* BEGIN Entries *
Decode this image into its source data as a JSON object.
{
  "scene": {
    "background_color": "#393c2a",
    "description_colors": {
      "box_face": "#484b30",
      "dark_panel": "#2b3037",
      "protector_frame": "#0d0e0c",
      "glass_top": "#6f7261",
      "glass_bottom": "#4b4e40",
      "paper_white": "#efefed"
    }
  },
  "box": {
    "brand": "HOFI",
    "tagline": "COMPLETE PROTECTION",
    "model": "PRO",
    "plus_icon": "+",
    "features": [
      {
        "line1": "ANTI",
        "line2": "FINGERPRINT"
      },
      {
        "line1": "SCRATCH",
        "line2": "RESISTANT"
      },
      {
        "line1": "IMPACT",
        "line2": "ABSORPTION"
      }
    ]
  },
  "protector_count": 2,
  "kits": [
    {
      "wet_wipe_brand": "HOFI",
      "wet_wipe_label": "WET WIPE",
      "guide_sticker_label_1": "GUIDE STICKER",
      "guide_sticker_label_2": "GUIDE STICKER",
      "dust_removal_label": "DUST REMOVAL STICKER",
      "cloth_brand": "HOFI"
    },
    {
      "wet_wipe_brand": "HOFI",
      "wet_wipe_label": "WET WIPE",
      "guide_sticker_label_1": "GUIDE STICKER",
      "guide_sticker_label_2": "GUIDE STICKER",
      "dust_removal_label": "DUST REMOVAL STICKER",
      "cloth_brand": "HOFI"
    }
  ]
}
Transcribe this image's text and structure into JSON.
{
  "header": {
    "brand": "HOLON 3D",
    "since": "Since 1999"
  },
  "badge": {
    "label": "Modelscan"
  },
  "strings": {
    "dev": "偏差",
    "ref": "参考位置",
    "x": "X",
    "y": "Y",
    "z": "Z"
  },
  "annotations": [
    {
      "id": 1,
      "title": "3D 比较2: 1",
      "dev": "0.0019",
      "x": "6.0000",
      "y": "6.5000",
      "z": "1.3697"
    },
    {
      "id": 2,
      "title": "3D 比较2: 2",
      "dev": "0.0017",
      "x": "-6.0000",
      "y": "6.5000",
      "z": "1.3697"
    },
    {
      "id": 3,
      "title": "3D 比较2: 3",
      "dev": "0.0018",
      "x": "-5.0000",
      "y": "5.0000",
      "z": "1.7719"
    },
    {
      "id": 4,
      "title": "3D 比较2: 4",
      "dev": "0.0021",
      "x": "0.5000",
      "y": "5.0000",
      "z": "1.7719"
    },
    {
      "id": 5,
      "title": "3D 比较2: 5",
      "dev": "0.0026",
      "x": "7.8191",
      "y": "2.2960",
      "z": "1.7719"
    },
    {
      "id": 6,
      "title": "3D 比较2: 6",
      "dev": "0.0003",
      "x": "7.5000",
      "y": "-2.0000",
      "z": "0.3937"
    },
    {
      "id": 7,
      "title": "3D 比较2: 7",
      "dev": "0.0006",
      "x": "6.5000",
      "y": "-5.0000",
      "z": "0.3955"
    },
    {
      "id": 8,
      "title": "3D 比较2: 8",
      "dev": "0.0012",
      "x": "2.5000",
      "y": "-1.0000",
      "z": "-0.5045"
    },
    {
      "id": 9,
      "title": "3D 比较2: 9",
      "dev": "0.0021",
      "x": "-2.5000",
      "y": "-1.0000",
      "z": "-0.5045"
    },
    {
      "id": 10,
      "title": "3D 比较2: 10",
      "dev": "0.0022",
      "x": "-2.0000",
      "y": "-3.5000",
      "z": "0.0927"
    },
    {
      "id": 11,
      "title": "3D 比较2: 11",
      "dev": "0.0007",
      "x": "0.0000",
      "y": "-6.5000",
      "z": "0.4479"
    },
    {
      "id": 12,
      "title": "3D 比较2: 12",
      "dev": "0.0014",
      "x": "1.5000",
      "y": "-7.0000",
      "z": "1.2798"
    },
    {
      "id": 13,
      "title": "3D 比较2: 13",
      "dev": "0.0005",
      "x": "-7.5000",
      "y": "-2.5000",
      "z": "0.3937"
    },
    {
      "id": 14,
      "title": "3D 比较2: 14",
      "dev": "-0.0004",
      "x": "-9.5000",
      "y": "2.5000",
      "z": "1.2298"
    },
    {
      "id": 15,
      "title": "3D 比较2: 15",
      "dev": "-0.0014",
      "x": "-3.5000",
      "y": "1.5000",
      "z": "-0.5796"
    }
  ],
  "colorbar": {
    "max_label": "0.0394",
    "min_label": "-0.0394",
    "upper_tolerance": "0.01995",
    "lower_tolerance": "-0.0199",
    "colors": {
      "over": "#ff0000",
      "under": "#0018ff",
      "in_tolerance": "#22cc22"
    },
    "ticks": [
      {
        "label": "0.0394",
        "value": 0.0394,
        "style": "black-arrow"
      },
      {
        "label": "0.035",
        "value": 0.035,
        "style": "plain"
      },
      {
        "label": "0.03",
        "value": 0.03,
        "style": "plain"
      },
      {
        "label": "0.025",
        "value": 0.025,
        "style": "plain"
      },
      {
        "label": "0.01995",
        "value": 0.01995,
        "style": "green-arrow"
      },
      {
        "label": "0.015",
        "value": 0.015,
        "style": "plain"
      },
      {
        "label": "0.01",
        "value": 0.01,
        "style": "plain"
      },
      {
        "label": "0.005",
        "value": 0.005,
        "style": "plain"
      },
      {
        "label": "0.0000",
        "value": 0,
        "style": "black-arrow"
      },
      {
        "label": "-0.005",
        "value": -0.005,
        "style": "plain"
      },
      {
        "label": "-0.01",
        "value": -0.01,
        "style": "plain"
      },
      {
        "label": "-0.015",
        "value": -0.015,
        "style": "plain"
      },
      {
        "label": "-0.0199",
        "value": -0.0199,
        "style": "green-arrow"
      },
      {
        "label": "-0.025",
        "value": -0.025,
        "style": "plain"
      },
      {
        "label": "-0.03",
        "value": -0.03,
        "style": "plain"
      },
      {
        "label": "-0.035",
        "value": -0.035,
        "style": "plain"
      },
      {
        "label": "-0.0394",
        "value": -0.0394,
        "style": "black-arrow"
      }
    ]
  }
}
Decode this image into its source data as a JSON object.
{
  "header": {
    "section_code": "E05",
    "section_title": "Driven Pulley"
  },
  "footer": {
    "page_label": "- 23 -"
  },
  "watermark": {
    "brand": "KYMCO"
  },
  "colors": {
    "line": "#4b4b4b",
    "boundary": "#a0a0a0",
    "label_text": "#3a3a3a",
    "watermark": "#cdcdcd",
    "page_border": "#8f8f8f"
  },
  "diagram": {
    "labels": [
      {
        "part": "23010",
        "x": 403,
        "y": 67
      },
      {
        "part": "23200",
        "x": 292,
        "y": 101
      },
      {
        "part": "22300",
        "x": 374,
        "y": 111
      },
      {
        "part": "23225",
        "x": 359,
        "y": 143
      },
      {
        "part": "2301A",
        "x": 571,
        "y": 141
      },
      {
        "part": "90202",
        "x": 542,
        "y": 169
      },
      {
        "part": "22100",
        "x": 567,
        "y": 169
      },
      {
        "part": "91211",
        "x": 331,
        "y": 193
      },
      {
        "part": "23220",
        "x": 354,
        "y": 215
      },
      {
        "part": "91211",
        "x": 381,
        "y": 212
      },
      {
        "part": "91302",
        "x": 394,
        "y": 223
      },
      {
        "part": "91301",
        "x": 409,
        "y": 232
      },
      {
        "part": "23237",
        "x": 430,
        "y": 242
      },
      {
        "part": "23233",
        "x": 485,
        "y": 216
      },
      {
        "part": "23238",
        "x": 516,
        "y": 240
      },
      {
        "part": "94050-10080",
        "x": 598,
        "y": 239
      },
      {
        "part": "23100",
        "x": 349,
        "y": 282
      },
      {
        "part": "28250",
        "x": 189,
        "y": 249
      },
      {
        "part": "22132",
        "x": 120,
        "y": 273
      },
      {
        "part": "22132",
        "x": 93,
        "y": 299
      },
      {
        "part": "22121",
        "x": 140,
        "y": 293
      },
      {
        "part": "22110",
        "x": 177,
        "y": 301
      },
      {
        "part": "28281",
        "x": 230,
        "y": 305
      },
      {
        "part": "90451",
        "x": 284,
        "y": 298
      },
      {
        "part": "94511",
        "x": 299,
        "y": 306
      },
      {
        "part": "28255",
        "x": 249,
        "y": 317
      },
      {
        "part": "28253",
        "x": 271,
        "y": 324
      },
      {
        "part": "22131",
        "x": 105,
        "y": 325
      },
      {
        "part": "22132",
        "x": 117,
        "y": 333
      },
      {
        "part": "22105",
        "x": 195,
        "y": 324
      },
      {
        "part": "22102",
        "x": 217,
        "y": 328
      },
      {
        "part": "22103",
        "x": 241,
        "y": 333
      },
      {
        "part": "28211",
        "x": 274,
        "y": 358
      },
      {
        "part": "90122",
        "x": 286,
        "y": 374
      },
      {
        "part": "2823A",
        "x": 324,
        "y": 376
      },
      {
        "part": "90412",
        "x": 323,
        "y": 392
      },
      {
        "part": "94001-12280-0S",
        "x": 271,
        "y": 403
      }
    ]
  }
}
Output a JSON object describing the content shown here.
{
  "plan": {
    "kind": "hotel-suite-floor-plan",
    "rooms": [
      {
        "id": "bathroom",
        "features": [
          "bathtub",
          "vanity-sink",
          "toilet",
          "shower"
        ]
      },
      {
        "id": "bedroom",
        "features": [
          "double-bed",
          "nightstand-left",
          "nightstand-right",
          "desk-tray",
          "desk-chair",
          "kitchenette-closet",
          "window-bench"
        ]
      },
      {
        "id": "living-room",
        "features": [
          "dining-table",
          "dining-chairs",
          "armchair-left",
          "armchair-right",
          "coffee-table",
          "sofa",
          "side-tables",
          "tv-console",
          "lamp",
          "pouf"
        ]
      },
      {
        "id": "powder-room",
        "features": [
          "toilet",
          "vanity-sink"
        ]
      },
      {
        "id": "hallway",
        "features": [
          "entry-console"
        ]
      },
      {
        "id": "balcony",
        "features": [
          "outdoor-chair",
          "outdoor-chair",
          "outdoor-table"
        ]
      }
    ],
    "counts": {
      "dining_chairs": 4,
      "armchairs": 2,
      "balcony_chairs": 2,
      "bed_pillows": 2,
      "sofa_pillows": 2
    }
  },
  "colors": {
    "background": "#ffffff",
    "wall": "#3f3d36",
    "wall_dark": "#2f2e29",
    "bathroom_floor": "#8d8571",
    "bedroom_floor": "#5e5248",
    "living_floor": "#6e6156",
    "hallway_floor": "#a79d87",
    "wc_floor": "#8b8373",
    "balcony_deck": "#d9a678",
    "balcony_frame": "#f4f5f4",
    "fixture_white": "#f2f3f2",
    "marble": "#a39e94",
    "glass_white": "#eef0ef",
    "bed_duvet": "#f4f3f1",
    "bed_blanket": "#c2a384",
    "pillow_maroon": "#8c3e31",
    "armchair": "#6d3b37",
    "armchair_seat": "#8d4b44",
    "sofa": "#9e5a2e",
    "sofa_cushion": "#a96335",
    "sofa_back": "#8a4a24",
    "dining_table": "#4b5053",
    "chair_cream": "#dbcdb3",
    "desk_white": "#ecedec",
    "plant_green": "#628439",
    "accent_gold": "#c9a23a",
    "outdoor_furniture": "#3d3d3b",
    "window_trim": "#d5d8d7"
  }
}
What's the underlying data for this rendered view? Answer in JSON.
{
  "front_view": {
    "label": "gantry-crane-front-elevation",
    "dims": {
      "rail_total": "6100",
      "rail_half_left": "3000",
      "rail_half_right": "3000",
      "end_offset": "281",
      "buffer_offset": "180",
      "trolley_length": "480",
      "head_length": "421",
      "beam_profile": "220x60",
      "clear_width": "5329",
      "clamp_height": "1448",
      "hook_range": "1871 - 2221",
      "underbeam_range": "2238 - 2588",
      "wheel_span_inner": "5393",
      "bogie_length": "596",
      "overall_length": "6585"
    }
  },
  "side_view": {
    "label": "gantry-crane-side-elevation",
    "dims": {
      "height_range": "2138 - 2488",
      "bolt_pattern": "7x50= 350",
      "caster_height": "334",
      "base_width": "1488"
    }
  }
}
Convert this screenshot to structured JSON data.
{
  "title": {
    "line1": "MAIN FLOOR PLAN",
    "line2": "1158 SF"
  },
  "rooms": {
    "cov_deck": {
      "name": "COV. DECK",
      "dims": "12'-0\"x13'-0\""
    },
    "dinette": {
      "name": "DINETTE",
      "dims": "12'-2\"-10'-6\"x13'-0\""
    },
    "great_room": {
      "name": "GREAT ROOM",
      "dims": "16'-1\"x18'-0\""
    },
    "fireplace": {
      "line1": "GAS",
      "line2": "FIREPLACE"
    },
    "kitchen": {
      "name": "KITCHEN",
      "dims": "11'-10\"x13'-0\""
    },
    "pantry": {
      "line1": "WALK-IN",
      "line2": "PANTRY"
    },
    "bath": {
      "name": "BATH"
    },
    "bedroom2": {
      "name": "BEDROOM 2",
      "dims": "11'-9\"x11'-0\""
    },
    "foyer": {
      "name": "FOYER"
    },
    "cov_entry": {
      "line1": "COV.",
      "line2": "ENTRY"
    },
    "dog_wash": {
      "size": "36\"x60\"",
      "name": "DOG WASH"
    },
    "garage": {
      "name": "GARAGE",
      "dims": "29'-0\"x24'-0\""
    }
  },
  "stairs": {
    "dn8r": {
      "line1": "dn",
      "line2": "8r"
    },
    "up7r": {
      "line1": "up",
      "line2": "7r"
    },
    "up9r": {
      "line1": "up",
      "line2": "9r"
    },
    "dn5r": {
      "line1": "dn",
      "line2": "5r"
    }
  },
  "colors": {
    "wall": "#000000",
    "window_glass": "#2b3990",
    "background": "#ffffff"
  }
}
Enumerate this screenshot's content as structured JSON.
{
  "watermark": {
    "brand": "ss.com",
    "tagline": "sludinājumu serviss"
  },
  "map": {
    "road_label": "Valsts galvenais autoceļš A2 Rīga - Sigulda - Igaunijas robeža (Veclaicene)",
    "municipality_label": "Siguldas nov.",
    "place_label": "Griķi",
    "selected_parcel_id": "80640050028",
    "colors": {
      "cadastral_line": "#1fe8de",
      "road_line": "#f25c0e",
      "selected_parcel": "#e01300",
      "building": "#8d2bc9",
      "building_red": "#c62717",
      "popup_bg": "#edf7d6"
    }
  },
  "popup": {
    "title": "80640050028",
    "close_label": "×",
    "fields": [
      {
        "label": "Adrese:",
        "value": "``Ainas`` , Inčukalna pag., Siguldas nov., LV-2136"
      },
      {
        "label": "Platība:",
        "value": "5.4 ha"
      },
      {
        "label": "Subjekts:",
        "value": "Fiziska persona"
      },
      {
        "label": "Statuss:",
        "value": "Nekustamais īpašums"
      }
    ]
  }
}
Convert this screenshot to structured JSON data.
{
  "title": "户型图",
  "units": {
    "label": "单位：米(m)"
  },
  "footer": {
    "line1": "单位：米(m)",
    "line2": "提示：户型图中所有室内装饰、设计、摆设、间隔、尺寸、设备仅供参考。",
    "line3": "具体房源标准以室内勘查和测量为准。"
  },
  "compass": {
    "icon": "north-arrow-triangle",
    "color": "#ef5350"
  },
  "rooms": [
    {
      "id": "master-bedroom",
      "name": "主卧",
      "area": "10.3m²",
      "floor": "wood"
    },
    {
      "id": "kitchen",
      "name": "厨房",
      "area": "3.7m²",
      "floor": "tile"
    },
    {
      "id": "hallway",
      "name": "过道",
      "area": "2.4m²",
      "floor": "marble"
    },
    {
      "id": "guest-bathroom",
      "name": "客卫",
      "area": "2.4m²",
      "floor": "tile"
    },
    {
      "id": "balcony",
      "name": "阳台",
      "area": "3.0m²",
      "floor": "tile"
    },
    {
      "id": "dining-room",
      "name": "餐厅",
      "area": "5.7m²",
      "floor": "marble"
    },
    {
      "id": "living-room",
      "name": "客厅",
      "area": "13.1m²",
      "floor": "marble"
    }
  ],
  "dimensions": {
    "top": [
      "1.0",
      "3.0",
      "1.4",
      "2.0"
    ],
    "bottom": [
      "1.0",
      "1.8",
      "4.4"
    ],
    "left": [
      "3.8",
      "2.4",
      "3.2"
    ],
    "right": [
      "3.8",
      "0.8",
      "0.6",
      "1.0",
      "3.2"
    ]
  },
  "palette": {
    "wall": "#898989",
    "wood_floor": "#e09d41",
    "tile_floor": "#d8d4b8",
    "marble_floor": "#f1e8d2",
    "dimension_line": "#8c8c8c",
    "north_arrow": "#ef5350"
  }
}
* END Entries *
_Stated goal_
Scan the lines for the string "this". Pick out every line that has it.

_Written answer_
Decode this image into its source data as a JSON object.
Transcribe this image's text and structure into JSON.
Decode this image into its source data as a JSON object.
What's the underlying data for this rendered view? Answer in JSON.
Convert this screenshot to structured JSON data.
Enumerate this screenshot's content as structured JSON.
Convert this screenshot to structured JSON data.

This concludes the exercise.